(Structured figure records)

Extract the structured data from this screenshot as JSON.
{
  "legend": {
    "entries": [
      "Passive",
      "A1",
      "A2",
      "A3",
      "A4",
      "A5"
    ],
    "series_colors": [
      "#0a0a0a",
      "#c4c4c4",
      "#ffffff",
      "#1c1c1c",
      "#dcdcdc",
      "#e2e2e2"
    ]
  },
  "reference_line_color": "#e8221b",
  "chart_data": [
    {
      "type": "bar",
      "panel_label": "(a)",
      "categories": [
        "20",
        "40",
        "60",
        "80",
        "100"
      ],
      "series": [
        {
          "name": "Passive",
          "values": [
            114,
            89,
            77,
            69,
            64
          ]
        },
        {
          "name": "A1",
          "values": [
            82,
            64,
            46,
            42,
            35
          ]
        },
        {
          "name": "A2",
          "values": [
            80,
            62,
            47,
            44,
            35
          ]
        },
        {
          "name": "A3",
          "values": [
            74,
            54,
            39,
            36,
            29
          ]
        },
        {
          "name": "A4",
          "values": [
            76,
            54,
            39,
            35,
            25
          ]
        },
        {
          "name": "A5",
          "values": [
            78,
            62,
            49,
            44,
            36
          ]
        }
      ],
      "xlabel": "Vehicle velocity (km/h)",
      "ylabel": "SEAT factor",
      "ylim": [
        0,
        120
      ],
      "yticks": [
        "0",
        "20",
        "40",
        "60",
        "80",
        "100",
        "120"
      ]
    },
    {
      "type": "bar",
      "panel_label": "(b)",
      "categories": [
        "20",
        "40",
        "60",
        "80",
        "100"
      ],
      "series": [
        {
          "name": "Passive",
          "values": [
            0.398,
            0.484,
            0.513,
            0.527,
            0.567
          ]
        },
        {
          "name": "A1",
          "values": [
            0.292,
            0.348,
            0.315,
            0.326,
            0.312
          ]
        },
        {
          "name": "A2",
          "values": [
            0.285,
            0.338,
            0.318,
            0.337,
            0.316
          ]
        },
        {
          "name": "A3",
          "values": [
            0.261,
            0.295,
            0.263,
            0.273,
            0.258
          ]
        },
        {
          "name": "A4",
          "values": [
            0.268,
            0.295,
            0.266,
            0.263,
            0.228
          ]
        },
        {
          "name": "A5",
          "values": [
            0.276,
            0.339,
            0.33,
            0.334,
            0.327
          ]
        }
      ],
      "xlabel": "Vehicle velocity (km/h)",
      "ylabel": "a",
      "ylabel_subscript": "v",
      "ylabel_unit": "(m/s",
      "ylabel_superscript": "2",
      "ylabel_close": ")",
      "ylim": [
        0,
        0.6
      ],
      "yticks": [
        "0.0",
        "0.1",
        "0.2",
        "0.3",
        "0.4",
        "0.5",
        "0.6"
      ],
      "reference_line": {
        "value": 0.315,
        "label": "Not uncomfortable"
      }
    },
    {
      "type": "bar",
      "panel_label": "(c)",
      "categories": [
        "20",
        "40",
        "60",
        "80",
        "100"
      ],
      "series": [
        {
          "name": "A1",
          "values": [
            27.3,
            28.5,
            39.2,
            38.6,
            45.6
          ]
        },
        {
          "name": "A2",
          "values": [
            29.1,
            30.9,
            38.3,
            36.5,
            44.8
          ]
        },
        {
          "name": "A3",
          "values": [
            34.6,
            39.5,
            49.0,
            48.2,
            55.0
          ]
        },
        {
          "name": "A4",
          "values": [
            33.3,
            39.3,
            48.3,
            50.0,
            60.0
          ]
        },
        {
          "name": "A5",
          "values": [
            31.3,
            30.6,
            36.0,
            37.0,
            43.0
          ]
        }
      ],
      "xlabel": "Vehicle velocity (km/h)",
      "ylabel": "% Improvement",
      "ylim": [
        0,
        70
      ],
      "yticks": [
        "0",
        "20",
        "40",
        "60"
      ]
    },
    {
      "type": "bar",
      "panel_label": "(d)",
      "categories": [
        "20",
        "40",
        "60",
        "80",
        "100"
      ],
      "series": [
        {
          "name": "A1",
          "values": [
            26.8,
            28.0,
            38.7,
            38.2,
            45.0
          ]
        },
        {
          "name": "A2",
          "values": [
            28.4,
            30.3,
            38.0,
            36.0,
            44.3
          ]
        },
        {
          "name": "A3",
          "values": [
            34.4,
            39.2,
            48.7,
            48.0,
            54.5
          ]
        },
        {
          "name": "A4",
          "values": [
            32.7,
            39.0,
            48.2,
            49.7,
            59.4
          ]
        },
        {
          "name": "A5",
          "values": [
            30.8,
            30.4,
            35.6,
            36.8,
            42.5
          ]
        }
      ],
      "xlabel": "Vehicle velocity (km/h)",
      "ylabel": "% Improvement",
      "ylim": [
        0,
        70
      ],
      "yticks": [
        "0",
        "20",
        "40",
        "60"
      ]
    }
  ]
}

** Goal **
Exactly reproduce all of the entries.

** Response for this exercise **
Extract the structured data from this screenshot as JSON.
{
  "legend": {
    "entries": [
      "Passive",
      "A1",
      "A2",
      "A3",
      "A4",
      "A5"
    ],
    "series_colors": [
      "#0a0a0a",
      "#c4c4c4",
      "#ffffff",
      "#1c1c1c",
      "#dcdcdc",
      "#e2e2e2"
    ]
  },
  "reference_line_color": "#e8221b",
  "chart_data": [
    {
      "type": "bar",
      "panel_label": "(a)",
      "categories": [
        "20",
        "40",
        "60",
        "80",
        "100"
      ],
      "series": [
        {
          "name": "Passive",
          "values": [
            114,
            89,
            77,
            69,
            64
          ]
        },
        {
          "name": "A1",
          "values": [
            82,
            64,
            46,
            42,
            35
          ]
        },
        {
          "name": "A2",
          "values": [
            80,
            62,
            47,
            44,
            35
          ]
        },
        {
          "name": "A3",
          "values": [
            74,
            54,
            39,
            36,
            29
          ]
        },
        {
          "name": "A4",
          "values": [
            76,
            54,
            39,
            35,
            25
          ]
        },
        {
          "name": "A5",
          "values": [
            78,
            62,
            49,
            44,
            36
          ]
        }
      ],
      "xlabel": "Vehicle velocity (km/h)",
      "ylabel": "SEAT factor",
      "ylim": [
        0,
        120
      ],
      "yticks": [
        "0",
        "20",
        "40",
        "60",
        "80",
        "100",
        "120"
      ]
    },
    {
      "type": "bar",
      "panel_label": "(b)",
      "categories": [
        "20",
        "40",
        "60",
        "80",
        "100"
      ],
      "series": [
        {
          "name": "Passive",
          "values": [
            0.398,
            0.484,
            0.513,
            0.527,
            0.567
          ]
        },
        {
          "name": "A1",
          "values": [
            0.292,
            0.348,
            0.315,
            0.326,
            0.312
          ]
        },
        {
          "name": "A2",
          "values": [
            0.285,
            0.338,
            0.318,
            0.337,
            0.316
          ]
        },
        {
          "name": "A3",
          "values": [
            0.261,
            0.295,
            0.263,
            0.273,
            0.258
          ]
        },
        {
          "name": "A4",
          "values": [
            0.268,
            0.295,
            0.266,
            0.263,
            0.228
          ]
        },
        {
          "name": "A5",
          "values": [
            0.276,
            0.339,
            0.33,
            0.334,
            0.327
          ]
        }
      ],
      "xlabel": "Vehicle velocity (km/h)",
      "ylabel": "a",
      "ylabel_subscript": "v",
      "ylabel_unit": "(m/s",
      "ylabel_superscript": "2",
      "ylabel_close": ")",
      "ylim": [
        0,
        0.6
      ],
      "yticks": [
        "0.0",
        "0.1",
        "0.2",
        "0.3",
        "0.4",
        "0.5",
        "0.6"
      ],
      "reference_line": {
        "value": 0.315,
        "label": "Not uncomfortable"
      }
    },
    {
      "type": "bar",
      "panel_label": "(c)",
      "categories": [
        "20",
        "40",
        "60",
        "80",
        "100"
      ],
      "series": [
        {
          "name": "A1",
          "values": [
            27.3,
            28.5,
            39.2,
            38.6,
            45.6
          ]
        },
        {
          "name": "A2",
          "values": [
            29.1,
            30.9,
            38.3,
            36.5,
            44.8
          ]
        },
        {
          "name": "A3",
          "values": [
            34.6,
            39.5,
            49.0,
            48.2,
            55.0
          ]
        },
        {
          "name": "A4",
          "values": [
            33.3,
            39.3,
            48.3,
            50.0,
            60.0
          ]
        },
        {
          "name": "A5",
          "values": [
            31.3,
            30.6,
            36.0,
            37.0,
            43.0
          ]
        }
      ],
      "xlabel": "Vehicle velocity (km/h)",
      "ylabel": "% Improvement",
      "ylim": [
        0,
        70
      ],
      "yticks": [
        "0",
        "20",
        "40",
        "60"
      ]
    },
    {
      "type": "bar",
      "panel_label": "(d)",
      "categories": [
        "20",
        "40",
        "60",
        "80",
        "100"
      ],
      "series": [
        {
          "name": "A1",
          "values": [
            26.8,
            28.0,
            38.7,
            38.2,
            45.0
          ]
        },
        {
          "name": "A2",
          "values": [
            28.4,
            30.3,
            38.0,
            36.0,
            44.3
          ]
        },
        {
          "name": "A3",
          "values": [
            34.4,
            39.2,
            48.7,
            48.0,
            54.5
          ]
        },
        {
          "name": "A4",
          "values": [
            32.7,
            39.0,
            48.2,
            49.7,
            59.4
          ]
        },
        {
          "name": "A5",
          "values": [
            30.8,
            30.4,
            35.6,
            36.8,
            42.5
          ]
        }
      ],
      "xlabel": "Vehicle velocity (km/h)",
      "ylabel": "% Improvement",
      "ylim": [
        0,
        70
      ],
      "yticks": [
        "0",
        "20",
        "40",
        "60"
      ]
    }
  ]
}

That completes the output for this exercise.